EXERCISE GOAL
Write out the complete material exactly as it stands.

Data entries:
★ ★ ★ ★ ★

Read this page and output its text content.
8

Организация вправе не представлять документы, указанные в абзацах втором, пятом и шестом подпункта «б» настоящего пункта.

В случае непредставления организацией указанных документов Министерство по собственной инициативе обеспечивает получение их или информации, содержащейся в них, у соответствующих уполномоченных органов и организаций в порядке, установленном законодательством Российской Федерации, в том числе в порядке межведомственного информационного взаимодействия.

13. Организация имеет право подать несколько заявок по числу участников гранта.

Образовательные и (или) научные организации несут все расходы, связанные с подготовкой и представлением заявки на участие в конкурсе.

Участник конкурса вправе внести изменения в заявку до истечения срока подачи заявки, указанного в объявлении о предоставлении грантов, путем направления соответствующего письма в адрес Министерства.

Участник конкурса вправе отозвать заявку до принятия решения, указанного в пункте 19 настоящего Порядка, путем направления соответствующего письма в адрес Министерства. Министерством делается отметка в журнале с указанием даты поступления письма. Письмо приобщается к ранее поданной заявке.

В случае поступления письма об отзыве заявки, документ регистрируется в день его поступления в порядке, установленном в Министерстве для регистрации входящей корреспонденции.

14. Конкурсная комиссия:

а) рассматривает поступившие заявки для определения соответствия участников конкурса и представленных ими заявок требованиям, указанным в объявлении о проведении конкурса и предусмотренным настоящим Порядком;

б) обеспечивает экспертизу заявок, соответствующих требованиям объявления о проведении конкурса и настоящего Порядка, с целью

★ ★ ★ ★ ★

OUTPUT BELOW
Read this page and output its text content.
8

Организация вправе не представлять документы, указанные в абзацах втором, пятом и шестом подпункта «б» настоящего пункта.

В случае непредставления организацией указанных документов Министерство по собственной инициативе обеспечивает получение их или информации, содержащейся в них, у соответствующих уполномоченных органов и организаций в порядке, установленном законодательством Российской Федерации, в том числе в порядке межведомственного информационного взаимодействия.

13. Организация имеет право подать несколько заявок по числу участников гранта.

Образовательные и (или) научные организации несут все расходы, связанные с подготовкой и представлением заявки на участие в конкурсе.

Участник конкурса вправе внести изменения в заявку до истечения срока подачи заявки, указанного в объявлении о предоставлении грантов, путем направления соответствующего письма в адрес Министерства.

Участник конкурса вправе отозвать заявку до принятия решения, указанного в пункте 19 настоящего Порядка, путем направления соответствующего письма в адрес Министерства. Министерством делается отметка в журнале с указанием даты поступления письма. Письмо приобщается к ранее поданной заявке.

В случае поступления письма об отзыве заявки, документ регистрируется в день его поступления в порядке, установленном в Министерстве для регистрации входящей корреспонденции.

14. Конкурсная комиссия:

а) рассматривает поступившие заявки для определения соответствия участников конкурса и представленных ими заявок требованиям, указанным в объявлении о проведении конкурса и предусмотренным настоящим Порядком;

б) обеспечивает экспертизу заявок, соответствующих требованиям объявления о проведении конкурса и настоящего Порядка, с целью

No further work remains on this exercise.